The nice thing about P-positions is that they satisfy the two following facts:

  • If you are at a P-position, then you cannot move to another P-position
  • If you are not at a P-position, then there is a move to a P-position.

This allows you to work backward through the game recursively, finding all the P-positions. The winning strategy is always to move to a P-position, leaving your opponent with a losing position. I'll show the solution for the first set of numbers, where a player can take 2,3, or 5 stones. I'll assume that when there's one stone left, a player loses because they have no legal moves. That makes one a P-position, and 0 is a natural P-position as well since if it's your turn and there are no stones, your opponent just won. Make a grid and mark the P-positions:

enter image description here

Now you work backward through the grid, marking either 'x' or 'P'. For instance, 2 is not a P-position because there exists a move from 2 to 0, which means the position 2 can 'see' a P-position. That violates the first property, so 2 is not a P-position. By the same reasoning, neither are 3, 4, 5, or 6, since they can all 'see' a P-position.

DATASET SECTION:
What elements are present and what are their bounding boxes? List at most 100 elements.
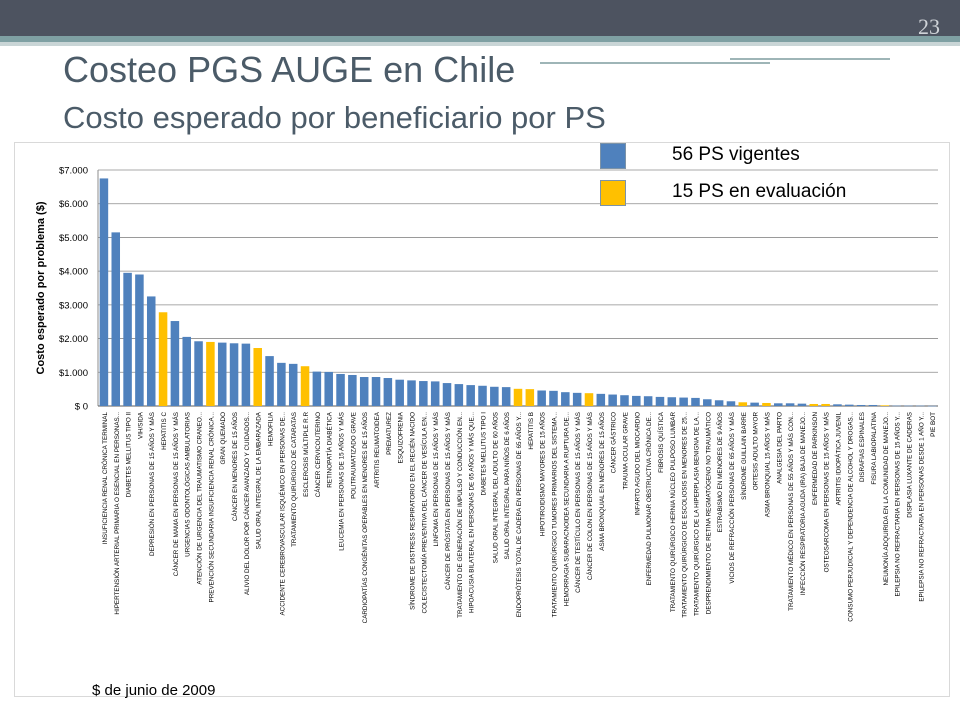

REQUIRED WORK:
1. List every number of stones that the text on P-positions says is not a P-position.
2. Carry on the explanation of P-positions from its final sentence.

SET OF ANSWERS:
1. 2, 3, 4, 5, 6

2.
enter image description here

Now we look at the position labeled 7. There are no moves from 7 to a P-position, which means that 7 itself must be one. Then work backward from 7 as before:

enter image description here

What about 8? It's also a P-position, since it can't see any other P-positions, and so 10, 11, and 13 get 'x'es too. The pattern becomes clear at this point; just as the answerer above me noted, the P-positions are the positions that are either a multiple of 7 or a multiple of 7 plus one.

enter image description here

Now the winning strategy is to always move to a P-position. If we start at 1000, that's equal to $7\cdot 142 + 6$, i.e. the remainder is 6 when you divide by 7. You want to leave a remainder of 0 or 1; you can leave a 1 by taking 5, again as noted in the answer by stewbasic. Based on his answer I suspect you'll find that 1000 is a P-position with the second ruleset.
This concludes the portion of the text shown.